(Excerpts from a layout annotation data set)
....

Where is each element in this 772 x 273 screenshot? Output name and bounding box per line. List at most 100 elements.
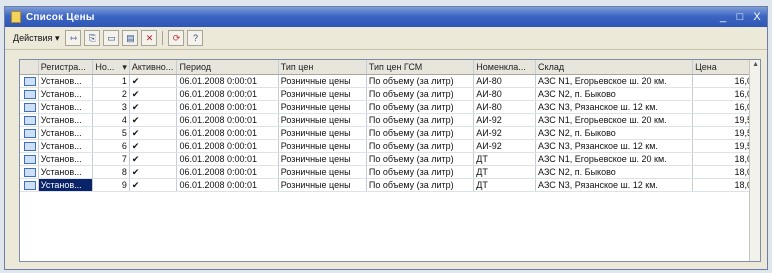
delete-icon[interactable]: ✕	[141, 30, 158, 46]
period-cell[interactable]: 06.01.2008 0:00:01	[176, 74, 279, 88]
registrar-cell[interactable]: Установ...	[38, 74, 94, 88]
number-cell[interactable]: 9	[92, 178, 130, 192]
actions-menu[interactable]: Действия ▾	[10, 31, 62, 46]
registrar-cell[interactable]: Установ...	[38, 113, 94, 127]
col-header-period[interactable]: Период	[176, 60, 279, 75]
warehouse-cell[interactable]: АЗС N2, п. Быково	[535, 87, 694, 101]
table-row[interactable]: Установ... 4 ✔ 06.01.2008 0:00:01 Розничные …	[20, 113, 760, 127]
price-type-cell[interactable]: Розничные цены	[278, 100, 367, 114]
fuel-price-type-cell[interactable]: По объему (за литр)	[366, 139, 475, 153]
table-row[interactable]: Установ... 8 ✔ 06.01.2008 0:00:01 Розничные …	[20, 165, 760, 179]
col-header-registrar[interactable]: Регистра...	[38, 60, 94, 75]
fuel-price-type-cell[interactable]: По объему (за литр)	[366, 126, 475, 140]
warehouse-cell[interactable]: АЗС N3, Рязанское ш. 12 км.	[535, 100, 694, 114]
item-cell[interactable]: АИ-80	[473, 100, 537, 114]
item-cell[interactable]: АИ-92	[473, 113, 537, 127]
table-row[interactable]: Установ... 9 ✔ 06.01.2008 0:00:01 Розничные …	[20, 178, 760, 192]
table-row[interactable]: Установ... 6 ✔ 06.01.2008 0:00:01 Розничные …	[20, 139, 760, 153]
price-type-cell[interactable]: Розничные цены	[278, 139, 367, 153]
copy-icon[interactable]: ⎘	[84, 30, 101, 46]
help-button[interactable]: ?	[187, 30, 204, 46]
fuel-price-type-cell[interactable]: По объему (за литр)	[366, 74, 475, 88]
active-cell[interactable]: ✔	[129, 139, 178, 153]
warehouse-cell[interactable]: АЗС N1, Егорьевское ш. 20 км.	[535, 74, 694, 88]
active-cell[interactable]: ✔	[129, 178, 178, 192]
col-header-item[interactable]: Номенкла...	[473, 60, 537, 75]
price-type-cell[interactable]: Розничные цены	[278, 178, 367, 192]
warehouse-cell[interactable]: АЗС N2, п. Быково	[535, 126, 694, 140]
title-bar[interactable]: Список Цены _ □ X	[5, 7, 767, 27]
item-cell[interactable]: АИ-92	[473, 126, 537, 140]
period-cell[interactable]: 06.01.2008 0:00:01	[176, 139, 279, 153]
period-cell[interactable]: 06.01.2008 0:00:01	[176, 113, 279, 127]
active-cell[interactable]: ✔	[129, 100, 178, 114]
table-row[interactable]: Установ... 5 ✔ 06.01.2008 0:00:01 Розничные …	[20, 126, 760, 140]
registrar-cell[interactable]: Установ...	[38, 165, 94, 179]
item-cell[interactable]: АИ-80	[473, 87, 537, 101]
price-type-cell[interactable]: Розничные цены	[278, 126, 367, 140]
fuel-price-type-cell[interactable]: По объему (за литр)	[366, 87, 475, 101]
refresh-icon[interactable]: ⟳	[168, 30, 185, 46]
table-row[interactable]: Установ... 2 ✔ 06.01.2008 0:00:01 Розничные …	[20, 87, 760, 101]
period-cell[interactable]: 06.01.2008 0:00:01	[176, 87, 279, 101]
item-cell[interactable]: ДТ	[473, 178, 537, 192]
number-cell[interactable]: 5	[92, 126, 130, 140]
price-type-cell[interactable]: Розничные цены	[278, 74, 367, 88]
period-cell[interactable]: 06.01.2008 0:00:01	[176, 100, 279, 114]
scroll-up-icon[interactable]: ▲	[752, 61, 759, 68]
period-cell[interactable]: 06.01.2008 0:00:01	[176, 165, 279, 179]
registrar-cell[interactable]: Установ...	[38, 126, 94, 140]
price-type-cell[interactable]: Розничные цены	[278, 113, 367, 127]
fuel-price-type-cell[interactable]: По объему (за литр)	[366, 178, 475, 192]
number-cell[interactable]: 7	[92, 152, 130, 166]
price-type-cell[interactable]: Розничные цены	[278, 87, 367, 101]
paste-icon[interactable]: ▭	[103, 30, 120, 46]
col-header-active[interactable]: Активно...	[129, 60, 178, 75]
registrar-cell[interactable]: Установ...	[38, 139, 94, 153]
registrar-cell[interactable]: Установ...	[38, 100, 94, 114]
fuel-price-type-cell[interactable]: По объему (за литр)	[366, 165, 475, 179]
maximize-button[interactable]: □	[733, 10, 747, 24]
close-button[interactable]: X	[750, 10, 764, 24]
warehouse-cell[interactable]: АЗС N1, Егорьевское ш. 20 км.	[535, 113, 694, 127]
col-header-fuel-price-type[interactable]: Тип цен ГСМ	[366, 60, 475, 75]
active-cell[interactable]: ✔	[129, 74, 178, 88]
table-row[interactable]: Установ... 3 ✔ 06.01.2008 0:00:01 Розничные …	[20, 100, 760, 114]
col-header-warehouse[interactable]: Склад	[535, 60, 694, 75]
active-cell[interactable]: ✔	[129, 152, 178, 166]
minimize-button[interactable]: _	[716, 10, 730, 24]
table-row[interactable]: Установ... 7 ✔ 06.01.2008 0:00:01 Розничные …	[20, 152, 760, 166]
number-cell[interactable]: 6	[92, 139, 130, 153]
fuel-price-type-cell[interactable]: По объему (за литр)	[366, 100, 475, 114]
price-type-cell[interactable]: Розничные цены	[278, 165, 367, 179]
active-cell[interactable]: ✔	[129, 87, 178, 101]
active-cell[interactable]: ✔	[129, 126, 178, 140]
item-cell[interactable]: АИ-92	[473, 139, 537, 153]
fuel-price-type-cell[interactable]: По объему (за литр)	[366, 113, 475, 127]
period-cell[interactable]: 06.01.2008 0:00:01	[176, 126, 279, 140]
warehouse-cell[interactable]: АЗС N2, п. Быково	[535, 165, 694, 179]
warehouse-cell[interactable]: АЗС N3, Рязанское ш. 12 км.	[535, 178, 694, 192]
table-row[interactable]: Установ... 1 ✔ 06.01.2008 0:00:01 Розничные …	[20, 74, 760, 88]
item-cell[interactable]: ДТ	[473, 165, 537, 179]
registrar-cell[interactable]: Установ...	[38, 152, 94, 166]
period-cell[interactable]: 06.01.2008 0:00:01	[176, 152, 279, 166]
active-cell[interactable]: ✔	[129, 113, 178, 127]
number-cell[interactable]: 1	[92, 74, 130, 88]
list-view-icon[interactable]: ▤	[122, 30, 139, 46]
active-cell[interactable]: ✔	[129, 165, 178, 179]
col-header-icon[interactable]	[20, 60, 39, 75]
number-cell[interactable]: 4	[92, 113, 130, 127]
edit-icon[interactable]: ⇿	[65, 30, 82, 46]
item-cell[interactable]: ДТ	[473, 152, 537, 166]
number-cell[interactable]: 8	[92, 165, 130, 179]
registrar-cell[interactable]: Установ...	[38, 87, 94, 101]
fuel-price-type-cell[interactable]: По объему (за литр)	[366, 152, 475, 166]
col-header-number[interactable]: Но... ▾	[92, 60, 130, 75]
number-cell[interactable]: 2	[92, 87, 130, 101]
item-cell[interactable]: АИ-80	[473, 74, 537, 88]
price-type-cell[interactable]: Розничные цены	[278, 152, 367, 166]
records-table[interactable]: Регистра... Но... ▾ Активно... Период Ти…	[19, 59, 761, 262]
vertical-scrollbar[interactable]: ▲	[749, 60, 760, 261]
registrar-cell[interactable]: Установ...	[38, 178, 94, 192]
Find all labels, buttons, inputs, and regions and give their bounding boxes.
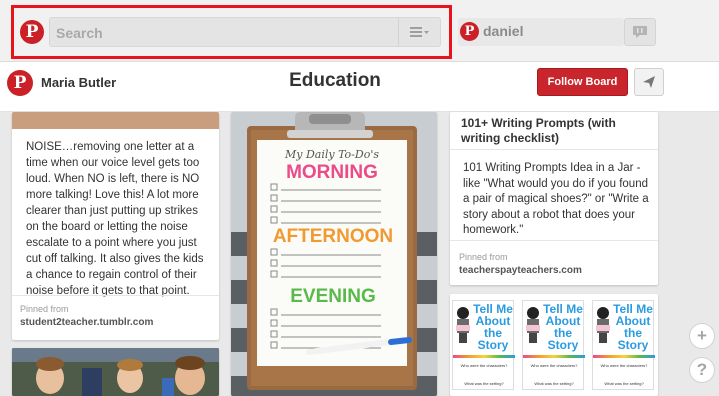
board-title: Education <box>289 70 381 91</box>
pin-source-link[interactable]: student2teacher.tumblr.com <box>20 317 153 328</box>
search-highlight-box <box>11 5 452 59</box>
story-question-2: What was the setting? <box>534 381 574 386</box>
pin-description: NOISE…removing one letter at a time when… <box>26 141 204 297</box>
send-paper-plane-icon <box>643 76 655 88</box>
story-color-strip <box>593 355 655 358</box>
pin-description: 101 Writing Prompts Idea in a Jar - like… <box>463 162 649 236</box>
story-color-strip <box>523 355 585 358</box>
send-board-button[interactable] <box>634 68 664 96</box>
todo-morning-label: MORNING <box>286 162 378 183</box>
story-card-2: Tell Me About the Story Who were the charac… <box>522 300 585 390</box>
user-avatar-icon: P <box>460 22 479 41</box>
story-card-1: Tell Me About the Story Who were the charac… <box>452 300 515 390</box>
todo-afternoon-label: AFTERNOON <box>273 226 393 247</box>
pinned-from-label: Pinned from <box>459 252 508 262</box>
kids-photo-image <box>12 348 219 396</box>
board-owner-avatar[interactable]: P <box>7 70 33 96</box>
story-color-strip <box>453 355 515 358</box>
pin-source-link[interactable]: teacherspayteachers.com <box>459 265 582 276</box>
story-question-2: What was the setting? <box>604 381 644 386</box>
pin-source-card-noise[interactable]: Pinned from student2teacher.tumblr.com <box>12 295 219 340</box>
add-pin-button[interactable]: + <box>689 323 715 349</box>
pin-divider <box>12 295 219 296</box>
pin-card-daily-todo[interactable]: My Daily To-Do's MORNING AFTERNOON EVENI… <box>231 112 437 396</box>
story-question-1: Who were the characters? <box>460 363 508 368</box>
girl-reading-icon <box>526 307 540 343</box>
pin-card-writing-prompts[interactable]: 101+ Writing Prompts (with writing check… <box>450 112 658 285</box>
pin-divider <box>450 149 658 150</box>
board-owner-name[interactable]: Maria Butler <box>41 75 116 90</box>
pinned-from-label: Pinned from <box>20 304 69 314</box>
todo-evening-label: EVENING <box>290 286 376 307</box>
todo-handwriting-title: My Daily To-Do's <box>284 148 379 161</box>
help-button[interactable]: ? <box>689 357 715 383</box>
story-title: Tell Me About the Story <box>473 302 513 352</box>
story-question-1: Who were the characters? <box>600 363 648 368</box>
pin-title[interactable]: 101+ Writing Prompts (with writing check… <box>461 116 651 146</box>
follow-board-button[interactable]: Follow Board <box>537 68 628 96</box>
speech-bubble-icon <box>633 26 647 38</box>
girl-reading-icon <box>596 307 610 343</box>
top-navigation-bar: P P daniel <box>0 0 719 62</box>
board-header: P Maria Butler Education Follow Board <box>0 62 719 112</box>
pin-card-kids-photo[interactable] <box>12 348 219 396</box>
pin-divider <box>450 240 658 241</box>
user-profile-button[interactable]: P daniel <box>458 18 624 46</box>
girl-reading-icon <box>456 307 470 343</box>
story-title: Tell Me About the Story <box>543 302 583 352</box>
daily-todo-clipboard-image: My Daily To-Do's MORNING AFTERNOON EVENI… <box>231 112 437 396</box>
pin-image-top <box>12 112 219 129</box>
story-card-3: Tell Me About the Story Who were the charac… <box>592 300 655 390</box>
story-title: Tell Me About the Story <box>613 302 653 352</box>
messages-button[interactable] <box>624 18 656 46</box>
pin-card-tell-me-story[interactable]: Tell Me About the Story Who were the charac… <box>450 294 658 396</box>
story-question-1: Who were the characters? <box>530 363 578 368</box>
story-question-2: What was the setting? <box>464 381 504 386</box>
user-name: daniel <box>483 23 524 39</box>
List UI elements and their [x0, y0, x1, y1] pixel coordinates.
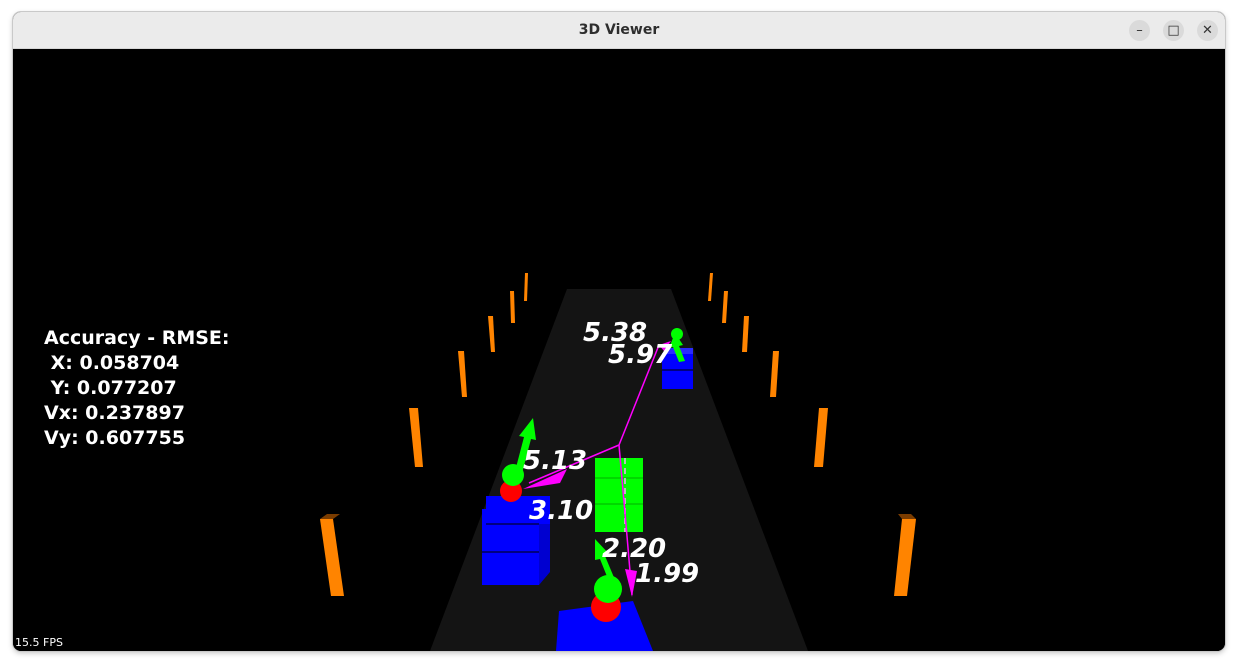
marker-sphere	[502, 464, 524, 486]
pole	[814, 408, 828, 467]
label-left-b: 3.10	[529, 496, 593, 526]
pole	[409, 408, 423, 467]
pole	[458, 351, 467, 397]
pole	[510, 291, 515, 323]
rmse-x: X: 0.058704	[44, 352, 180, 374]
rmse-heading: Accuracy - RMSE:	[44, 327, 230, 349]
minimize-button[interactable]: –	[1129, 20, 1150, 41]
app-window: 3D Viewer – □ ✕ 5.38 5.97 5.13 3.10 2.20…	[13, 12, 1225, 651]
pole	[742, 316, 749, 352]
marker-sphere	[671, 328, 683, 340]
label-left-a: 5.13	[523, 446, 587, 476]
label-far-b: 5.97	[608, 340, 673, 370]
pole	[708, 273, 713, 301]
rmse-vx: Vx: 0.237897	[44, 402, 185, 424]
pole	[894, 519, 916, 596]
label-near-b: 1.99	[635, 559, 699, 589]
ego-car	[595, 458, 643, 532]
fps-counter: 15.5 FPS	[15, 636, 63, 649]
pole	[722, 291, 728, 323]
pole	[488, 316, 495, 352]
3d-viewport[interactable]: 5.38 5.97 5.13 3.10 2.20 1.99 Accuracy -…	[13, 49, 1225, 651]
pole	[524, 273, 528, 301]
window-title: 3D Viewer	[578, 22, 660, 38]
pole-top	[898, 514, 916, 519]
rmse-y: Y: 0.077207	[44, 377, 177, 399]
pole	[320, 519, 344, 596]
pole-top	[320, 514, 340, 519]
close-button[interactable]: ✕	[1197, 20, 1218, 41]
maximize-button[interactable]: □	[1163, 20, 1184, 41]
pole	[770, 351, 779, 397]
rmse-panel: Accuracy - RMSE: X: 0.058704 Y: 0.077207…	[44, 326, 230, 451]
rmse-vy: Vy: 0.607755	[44, 427, 186, 449]
title-bar[interactable]: 3D Viewer – □ ✕	[13, 12, 1225, 49]
marker-sphere	[594, 575, 622, 603]
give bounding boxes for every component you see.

....

*WHAT IS REQUIRED*:
Collect every line of the data above that contains the string "check", with case counting, and copy each of those lines in full.

*CORRECT OUTPUT*:
pin-card-writing-prompts[interactable]: 101+ Writing Prompts (with writing check… <box>450 112 658 285</box>
pin-title[interactable]: 101+ Writing Prompts (with writing check… <box>461 116 651 146</box>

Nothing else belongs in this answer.